■ Task data:
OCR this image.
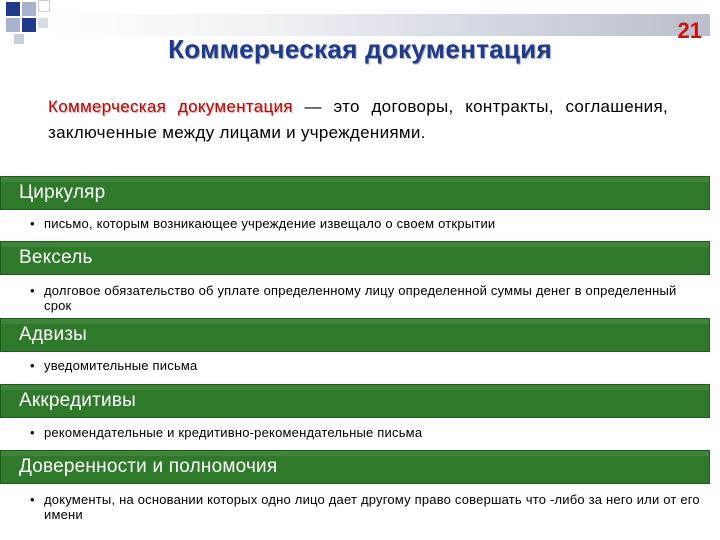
21
Коммерческая документация
Коммерческая документация — это договоры, контракты, соглашения, заключенные между лицами и учреждениями.
Циркуляр
• письмо, которым возникающее учреждение извещало о своем открытии
Вексель
• долговое обязательство об уплате определенному лицу определенной суммы денег в определенный срок
Адвизы
• уведомительные письма
Аккредитивы
• рекомендательные и кредитивно-рекомендательные письма
Доверенности и полномочия
• документы, на основании которых одно лицо дает другому право совершать что -либо за него или от его имени
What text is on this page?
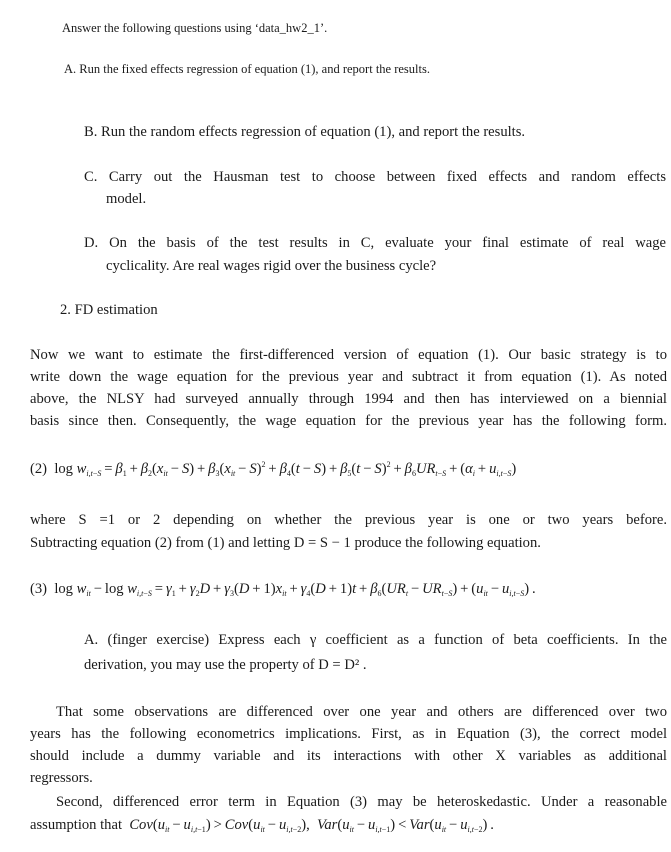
Answer the following questions using ‘data_hw2_1’.
A. Run the fixed effects regression of equation (1), and report the results.
B. Run the random effects regression of equation (1), and report the results.
C. Carry out the Hausman test to choose between fixed effects and random effects
model.
D. On the basis of the test results in C, evaluate your final estimate of real wage
cyclicality. Are real wages rigid over the business cycle?
2. FD estimation
Now we want to estimate the first-differenced version of equation (1). Our basic strategy is to
write down the wage equation for the previous year and subtract it from equation (1). As noted
above, the NLSY had surveyed annually through 1994 and then has interviewed on a biennial
basis since then. Consequently, the wage equation for the previous year has the following form.
(2)  $\log w_{i,t-S} = \beta_1 + \beta_2(x_{it} - S) + \beta_3(x_{it} - S)^2 + \beta_4(t - S) + \beta_5(t - S)^2 + \beta_6UR_{t-S} + (\alpha_i + u_{i,t-S})$
where S =1 or 2 depending on whether the previous year is one or two years before.
Subtracting equation (2) from (1) and letting D = S − 1 produce the following equation.
(3)  $\log w_{it} - \log w_{i,t-S} = \gamma_1 + \gamma_2D + \gamma_3(D + 1)x_{it} + \gamma_4(D + 1)t + \beta_6(UR_t - UR_{t-S}) + (u_{it} - u_{i,t-S})$ .
A. (finger exercise) Express each γ coefficient as a function of beta coefficients. In the
derivation, you may use the property of D = D² .
That some observations are differenced over one year and others are differenced over two
years has the following econometrics implications. First, as in Equation (3), the correct model
should include a dummy variable and its interactions with other X variables as additional
regressors.
Second, differenced error term in Equation (3) may be heteroskedastic. Under a reasonable
assumption that $Cov(u_{it} - u_{i,t-1}) > Cov(u_{it} - u_{i,t-2})$,  $Var(u_{it} - u_{i,t-1}) < Var(u_{it} - u_{i,t-2})$ .
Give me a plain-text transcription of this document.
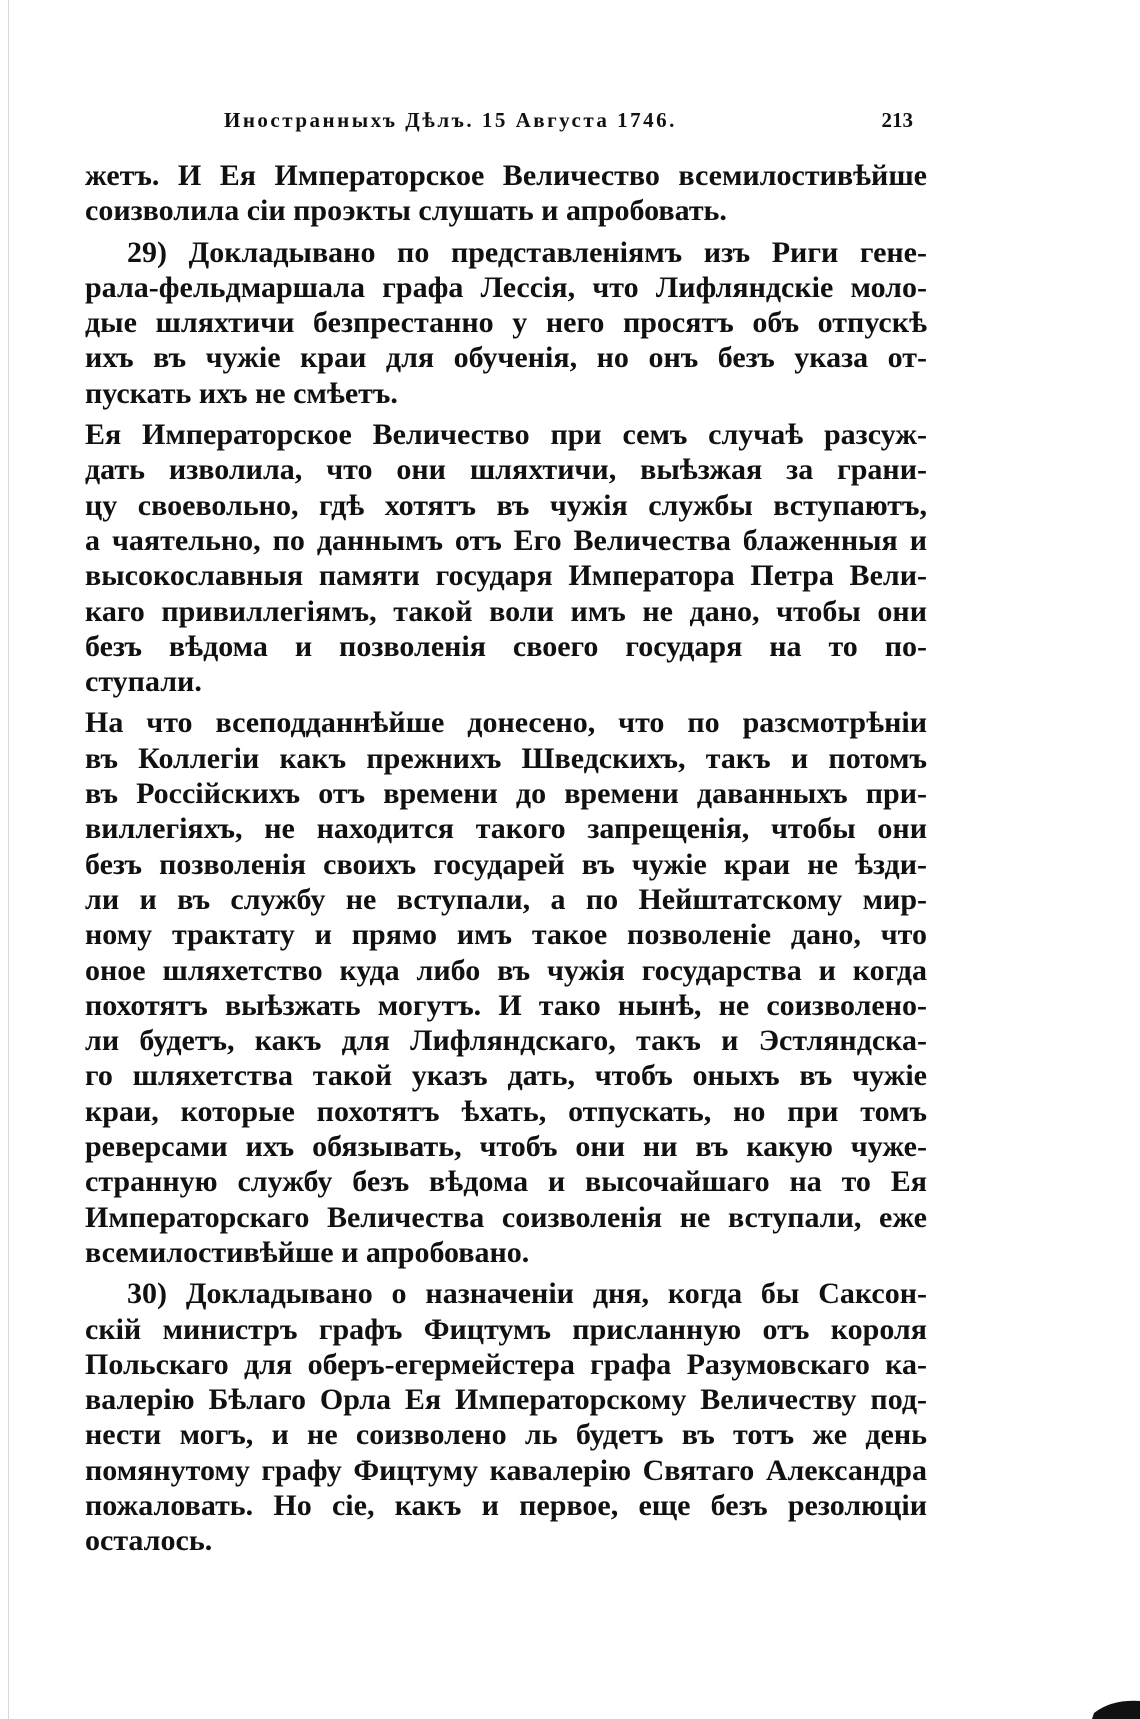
Иностранныхъ Дѣлъ. 15 Августа 1746.	213
жетъ. И Ея Императорское Величество всемилостивѣйше
соизволила сіи проэкты слушать и апробовать.
29) Докладывано по представленіямъ изъ Риги гене-
рала-фельдмаршала графа Лессія, что Лифляндскіе моло-
дые шляхтичи безпрестанно у него просятъ объ отпускѣ
ихъ въ чужіе краи для обученія, но онъ безъ указа от-
пускать ихъ не смѣетъ.
Ея Императорское Величество при семъ случаѣ разсуж-
дать изволила, что они шляхтичи, выѣзжая за грани-
цу своевольно, гдѣ хотятъ въ чужія службы вступаютъ,
а чаятельно, по даннымъ отъ Его Величества блаженныя и
высокославныя памяти государя Императора Петра Вели-
каго привиллегіямъ, такой воли имъ не дано, чтобы они
безъ вѣдома и позволенія своего государя на то по-
ступали.
На что всеподданнѣйше донесено, что по разсмотрѣніи
въ Коллегіи какъ прежнихъ Шведскихъ, такъ и потомъ
въ Россійскихъ отъ времени до времени даванныхъ при-
виллегіяхъ, не находится такого запрещенія, чтобы они
безъ позволенія своихъ государей въ чужіе краи не ѣзди-
ли и въ службу не вступали, а по Нейштатскому мир-
ному трактату и прямо имъ такое позволеніе дано, что
оное шляхетство куда либо въ чужія государства и когда
похотятъ выѣзжать могутъ. И тако нынѣ, не соизволено-
ли будетъ, какъ для Лифляндскаго, такъ и Эстляндска-
го шляхетства такой указъ дать, чтобъ оныхъ въ чужіе
краи, которые похотятъ ѣхать, отпускать, но при томъ
реверсами ихъ обязывать, чтобъ они ни въ какую чуже-
странную службу безъ вѣдома и высочайшаго на то Ея
Императорскаго Величества соизволенія не вступали, еже
всемилостивѣйше и апробовано.
30) Докладывано о назначеніи дня, когда бы Саксон-
скій министръ графъ Фицтумъ присланную отъ короля
Польскаго для оберъ-егермейстера графа Разумовскаго ка-
валерію Бѣлаго Орла Ея Императорскому Величеству под-
нести могъ, и не соизволено ль будетъ въ тотъ же день
помянутому графу Фицтуму кавалерію Святаго Александра
пожаловать. Но сіе, какъ и первое, еще безъ резолюціи
осталось.
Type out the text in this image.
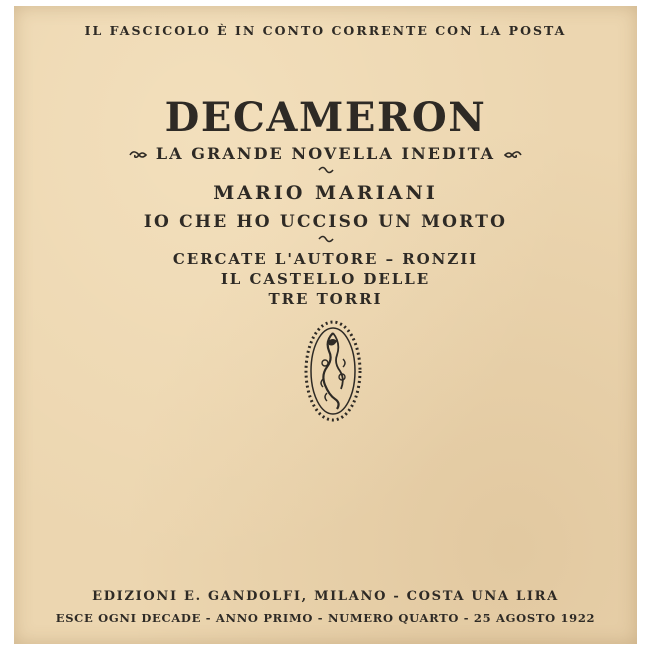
IL FASCICOLO È IN CONTO CORRENTE CON LA POSTA
DECAMERON
LA GRANDE NOVELLA INEDITA
MARIO MARIANI
IO CHE HO UCCISO UN MORTO
CERCATE L'AUTORE – RONZII
IL CASTELLO DELLE
TRE TORRI
EDIZIONI E. GANDOLFI, MILANO - COSTA UNA LIRA
ESCE OGNI DECADE - ANNO PRIMO - NUMERO QUARTO - 25 AGOSTO 1922
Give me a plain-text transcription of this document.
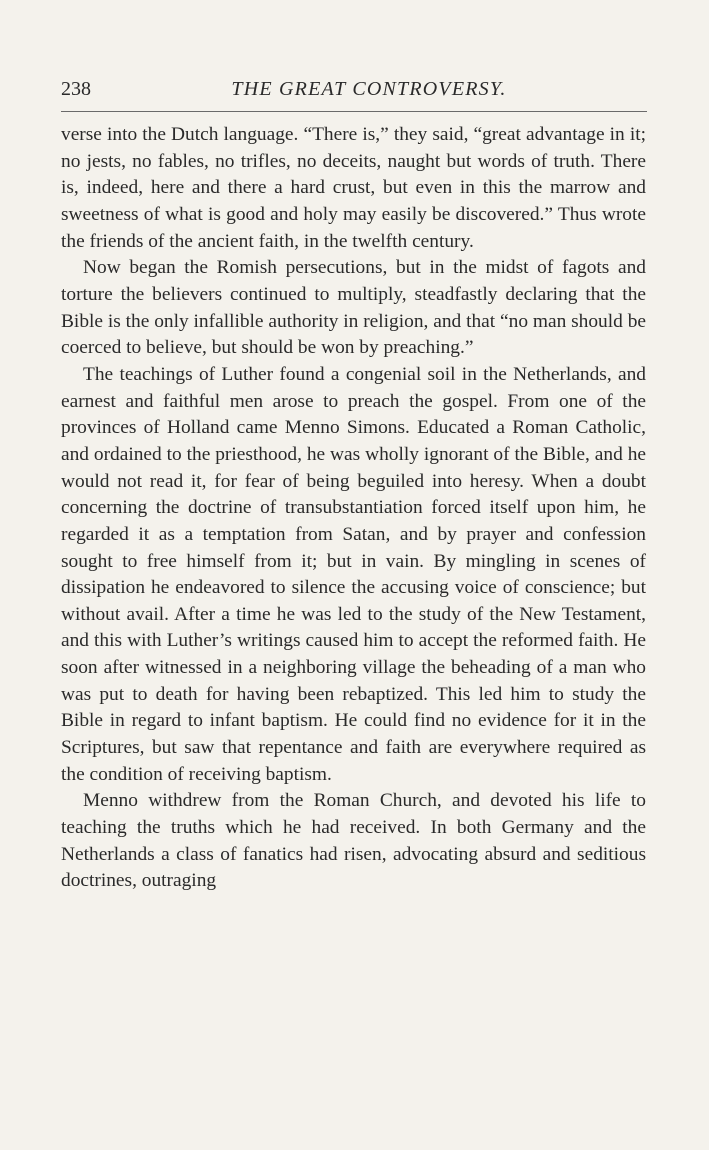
238	THE GREAT CONTROVERSY.

verse into the Dutch language. “There is,” they said, “great advantage in it; no jests, no fables, no trifles, no deceits, naught but words of truth. There is, indeed, here and there a hard crust, but even in this the marrow and sweetness of what is good and holy may easily be discovered.” Thus wrote the friends of the ancient faith, in the twelfth century.

Now began the Romish persecutions, but in the midst of fagots and torture the believers continued to multiply, steadfastly declaring that the Bible is the only infallible authority in religion, and that “no man should be coerced to believe, but should be won by preaching.”

The teachings of Luther found a congenial soil in the Netherlands, and earnest and faithful men arose to preach the gospel. From one of the provinces of Holland came Menno Simons. Educated a Roman Catholic, and ordained to the priesthood, he was wholly ignorant of the Bible, and he would not read it, for fear of being beguiled into heresy. When a doubt concerning the doctrine of transubstantiation forced itself upon him, he regarded it as a temptation from Satan, and by prayer and confession sought to free himself from it; but in vain. By mingling in scenes of dissipation he endeavored to silence the accusing voice of conscience; but without avail. After a time he was led to the study of the New Testament, and this with Luther’s writings caused him to accept the reformed faith. He soon after witnessed in a neighboring village the beheading of a man who was put to death for having been rebaptized. This led him to study the Bible in regard to infant baptism. He could find no evidence for it in the Scriptures, but saw that repentance and faith are everywhere required as the condition of receiving baptism.

Menno withdrew from the Roman Church, and devoted his life to teaching the truths which he had received. In both Germany and the Netherlands a class of fanatics had risen, advocating absurd and seditious doctrines, outraging
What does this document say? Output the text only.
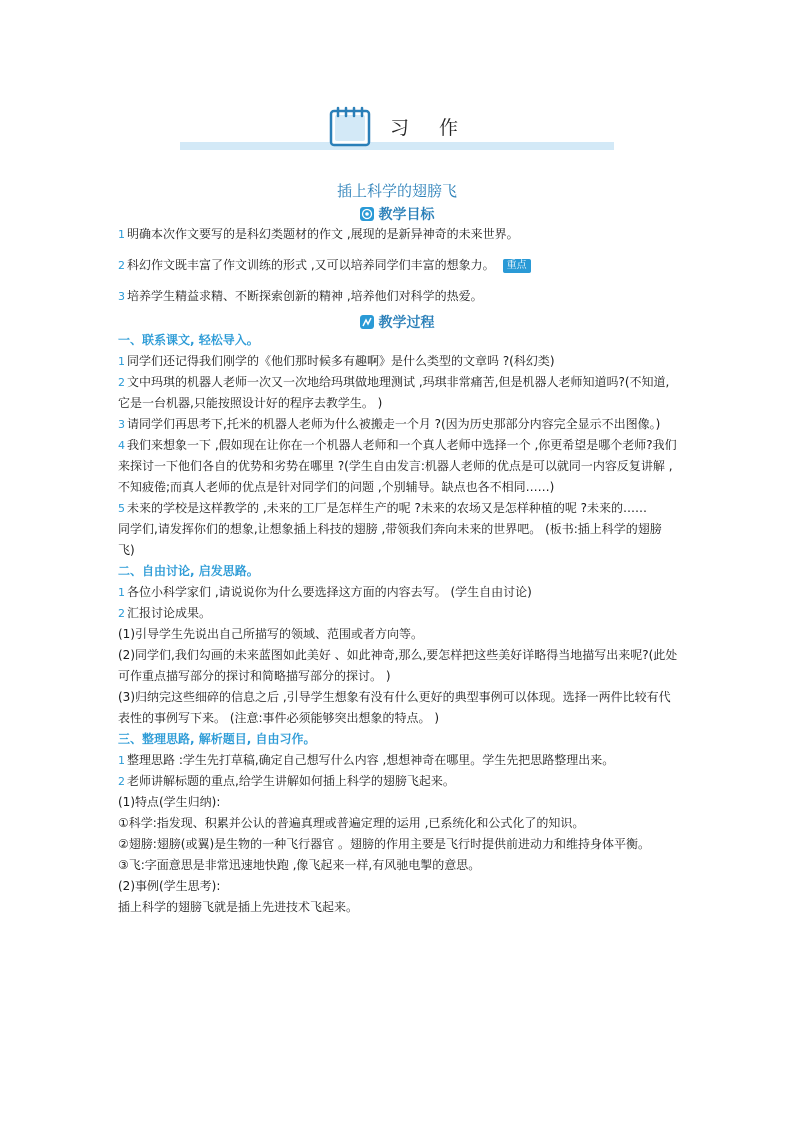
习作
插上科学的翅膀飞
教学目标

1 明确本次作文要写的是科幻类题材的作文 ,展现的是新异神奇的未来世界。

2 科幻作文既丰富了作文训练的形式 ,又可以培养同学们丰富的想象力。 重点

3 培养学生精益求精、不断探索创新的精神 ,培养他们对科学的热爱。

教学过程

一、联系课文, 轻松导入。

1 同学们还记得我们刚学的《他们那时候多有趣啊》是什么类型的文章吗 ?(科幻类)

2 文中玛琪的机器人老师一次又一次地给玛琪做地理测试 ,玛琪非常痛苦,但是机器人老师知道吗?(不知道,它是一台机器,只能按照设计好的程序去教学生。 )

3 请同学们再思考下,托米的机器人老师为什么被搬走一个月 ?(因为历史那部分内容完全显示不出图像。)

4 我们来想象一下 ,假如现在让你在一个机器人老师和一个真人老师中选择一个 ,你更希望是哪个老师?我们来探讨一下他们各自的优势和劣势在哪里 ?(学生自由发言:机器人老师的优点是可以就同一内容反复讲解 ,不知疲倦;而真人老师的优点是针对同学们的问题 ,个别辅导。缺点也各不相同……)

5 未来的学校是这样教学的 ,未来的工厂是怎样生产的呢 ?未来的农场又是怎样种植的呢 ?未来的……

同学们,请发挥你们的想象,让想象插上科技的翅膀 ,带领我们奔向未来的世界吧。 (板书:插上科学的翅膀飞)

二、自由讨论, 启发思路。

1 各位小科学家们 ,请说说你为什么要选择这方面的内容去写。 (学生自由讨论)

2 汇报讨论成果。

(1)引导学生先说出自己所描写的领域、范围或者方向等。

(2)同学们,我们勾画的未来蓝图如此美好 、如此神奇,那么,要怎样把这些美好详略得当地描写出来呢?(此处可作重点描写部分的探讨和简略描写部分的探讨。 )

(3)归纳完这些细碎的信息之后 ,引导学生想象有没有什么更好的典型事例可以体现。选择一两件比较有代表性的事例写下来。 (注意:事件必须能够突出想象的特点。 )

三、整理思路, 解析题目, 自由习作。

1 整理思路 :学生先打草稿,确定自己想写什么内容 ,想想神奇在哪里。学生先把思路整理出来。

2 老师讲解标题的重点,给学生讲解如何插上科学的翅膀飞起来。

(1)特点(学生归纳):

①科学:指发现、积累并公认的普遍真理或普遍定理的运用 ,已系统化和公式化了的知识。

②翅膀:翅膀(或翼)是生物的一种飞行器官 。翅膀的作用主要是飞行时提供前进动力和维持身体平衡。

③飞:字面意思是非常迅速地快跑 ,像飞起来一样,有风驰电掣的意思。

(2)事例(学生思考):

插上科学的翅膀飞就是插上先进技术飞起来。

■ Your task:
Count how many lines contain "model" and give only that count.

■ The answer:
2